■ **Text segment**:
++++

Plaintiffs, aggrieved by the miasma of criminality created by the message, argue Defendants' conduct was racially motivated, contrary to proper police procedure, and injured Plaintiffs' standing in their community. Defendants argue that liability cannot attach because Defendants are protected by qualified immunity, and in any event Plaintiffs fail to prove the occurrence of a constitutional violation.

For the reasons outlined below, the Court will grant summary judgment in Defendants' favor. While the United States Constitution, New Jersey common law, and New Jersey Law Against Discrimination clearly protect against racially motivated and unfounded allegations of criminality, the conduct of Defendants did not violate the law.


On May 15, 2010, Plaintiff Reverend Ronald Christian and his wife Tami entered Hamilton Jewelersn ("Hamilton") in Red Bank, New Jersey.[2] (Pls.' Fact ¶ 1)[3] From the moment they entered, they believed they were being stared at and followed because of their African-American race. While Reverend Christian spoke on his cell phone, occasionally exiting and reentering the store, Tami looked at jewelry and spoke with store employees. (Pls.' Fact ¶ 1) At one point the couple went upstairs to use the restroom. (Pls.' Fact ¶ 6) A sales associate followed them and waited outside.

++++

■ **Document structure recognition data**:
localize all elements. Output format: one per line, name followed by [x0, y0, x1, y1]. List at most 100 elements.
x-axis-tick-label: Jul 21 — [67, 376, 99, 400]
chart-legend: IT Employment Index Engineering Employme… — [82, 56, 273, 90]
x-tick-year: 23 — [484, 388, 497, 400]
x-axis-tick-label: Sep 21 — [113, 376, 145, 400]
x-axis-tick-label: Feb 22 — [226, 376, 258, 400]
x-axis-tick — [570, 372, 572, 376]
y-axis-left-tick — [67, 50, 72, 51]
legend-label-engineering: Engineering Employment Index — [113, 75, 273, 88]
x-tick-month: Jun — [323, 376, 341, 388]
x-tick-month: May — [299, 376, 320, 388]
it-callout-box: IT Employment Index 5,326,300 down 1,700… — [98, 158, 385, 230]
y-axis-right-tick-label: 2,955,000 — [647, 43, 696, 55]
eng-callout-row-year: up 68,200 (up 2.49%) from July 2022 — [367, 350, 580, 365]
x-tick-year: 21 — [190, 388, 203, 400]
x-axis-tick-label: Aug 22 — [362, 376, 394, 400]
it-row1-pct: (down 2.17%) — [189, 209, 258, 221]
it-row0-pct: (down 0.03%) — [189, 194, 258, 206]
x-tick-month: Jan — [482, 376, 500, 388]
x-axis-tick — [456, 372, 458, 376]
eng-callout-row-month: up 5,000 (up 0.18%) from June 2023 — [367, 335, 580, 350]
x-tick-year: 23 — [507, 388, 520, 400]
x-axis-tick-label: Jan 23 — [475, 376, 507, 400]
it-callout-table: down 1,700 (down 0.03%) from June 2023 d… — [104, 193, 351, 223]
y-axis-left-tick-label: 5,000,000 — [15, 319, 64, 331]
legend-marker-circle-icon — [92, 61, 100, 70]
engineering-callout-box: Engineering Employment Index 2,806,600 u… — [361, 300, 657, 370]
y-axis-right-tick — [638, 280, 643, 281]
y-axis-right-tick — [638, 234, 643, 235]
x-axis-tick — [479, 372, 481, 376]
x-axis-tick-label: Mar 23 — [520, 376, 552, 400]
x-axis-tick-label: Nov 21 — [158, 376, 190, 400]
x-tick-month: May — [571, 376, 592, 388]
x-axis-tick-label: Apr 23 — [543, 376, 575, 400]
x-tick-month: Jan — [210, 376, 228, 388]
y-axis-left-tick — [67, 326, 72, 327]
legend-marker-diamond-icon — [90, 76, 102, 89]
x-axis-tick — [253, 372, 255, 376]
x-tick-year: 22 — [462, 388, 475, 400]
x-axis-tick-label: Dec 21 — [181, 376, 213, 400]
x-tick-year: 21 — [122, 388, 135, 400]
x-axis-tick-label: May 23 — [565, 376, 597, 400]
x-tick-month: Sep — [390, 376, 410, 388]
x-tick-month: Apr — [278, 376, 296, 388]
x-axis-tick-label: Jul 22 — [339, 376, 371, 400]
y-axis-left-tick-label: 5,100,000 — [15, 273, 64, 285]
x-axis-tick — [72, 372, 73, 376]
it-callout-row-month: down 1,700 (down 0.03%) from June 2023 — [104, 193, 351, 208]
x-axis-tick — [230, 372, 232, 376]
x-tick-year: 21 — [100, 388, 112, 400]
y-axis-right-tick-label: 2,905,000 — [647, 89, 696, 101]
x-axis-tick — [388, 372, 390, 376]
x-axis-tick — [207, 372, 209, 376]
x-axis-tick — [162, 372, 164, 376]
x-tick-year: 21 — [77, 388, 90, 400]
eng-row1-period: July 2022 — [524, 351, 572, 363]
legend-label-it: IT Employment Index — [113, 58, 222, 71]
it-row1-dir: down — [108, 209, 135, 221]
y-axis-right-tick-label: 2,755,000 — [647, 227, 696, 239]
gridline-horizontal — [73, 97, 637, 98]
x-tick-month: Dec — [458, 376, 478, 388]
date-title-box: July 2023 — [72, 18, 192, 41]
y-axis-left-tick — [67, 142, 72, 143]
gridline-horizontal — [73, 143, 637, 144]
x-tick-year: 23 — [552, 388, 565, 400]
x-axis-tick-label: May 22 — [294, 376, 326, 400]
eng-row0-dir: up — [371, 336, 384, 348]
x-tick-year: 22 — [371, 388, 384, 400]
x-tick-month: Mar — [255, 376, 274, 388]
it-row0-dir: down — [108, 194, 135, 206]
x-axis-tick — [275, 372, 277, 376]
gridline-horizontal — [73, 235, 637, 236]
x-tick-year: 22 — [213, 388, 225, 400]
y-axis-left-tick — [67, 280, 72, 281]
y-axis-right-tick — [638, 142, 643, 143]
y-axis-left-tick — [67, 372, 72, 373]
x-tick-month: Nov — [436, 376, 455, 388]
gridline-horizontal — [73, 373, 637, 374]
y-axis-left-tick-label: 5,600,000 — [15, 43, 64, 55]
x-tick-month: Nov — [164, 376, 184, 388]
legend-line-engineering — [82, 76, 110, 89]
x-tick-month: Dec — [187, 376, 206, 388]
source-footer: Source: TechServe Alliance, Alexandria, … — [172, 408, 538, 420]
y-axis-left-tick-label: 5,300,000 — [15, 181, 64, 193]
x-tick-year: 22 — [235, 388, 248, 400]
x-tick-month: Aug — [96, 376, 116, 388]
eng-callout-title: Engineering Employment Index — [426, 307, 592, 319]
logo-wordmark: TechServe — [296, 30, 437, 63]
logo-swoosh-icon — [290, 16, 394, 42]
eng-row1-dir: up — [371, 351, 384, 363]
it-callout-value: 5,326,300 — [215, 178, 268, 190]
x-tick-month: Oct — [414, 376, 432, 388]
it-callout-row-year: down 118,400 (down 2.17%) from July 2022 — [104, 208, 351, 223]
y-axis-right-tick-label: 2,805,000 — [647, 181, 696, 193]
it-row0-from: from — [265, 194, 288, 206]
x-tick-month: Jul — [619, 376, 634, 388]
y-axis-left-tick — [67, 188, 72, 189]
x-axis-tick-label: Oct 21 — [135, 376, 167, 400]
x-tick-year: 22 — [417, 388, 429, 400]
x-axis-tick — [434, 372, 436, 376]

++++

■ **Exercise prompt**: Print the part of the court opinion that begins with the words containing "Plaintiffs, aggrieved by" and ends with "a constitutional violation.".

■ **Task result**:
Plaintiffs, aggrieved by the miasma of criminality created by the message, argue Defendants' conduct was racially motivated, contrary to proper police procedure, and injured Plaintiffs' standing in their community. Defendants argue that liability cannot attach because Defendants are protected by qualified immunity, and in any event Plaintiffs fail to prove the occurrence of a constitutional violation.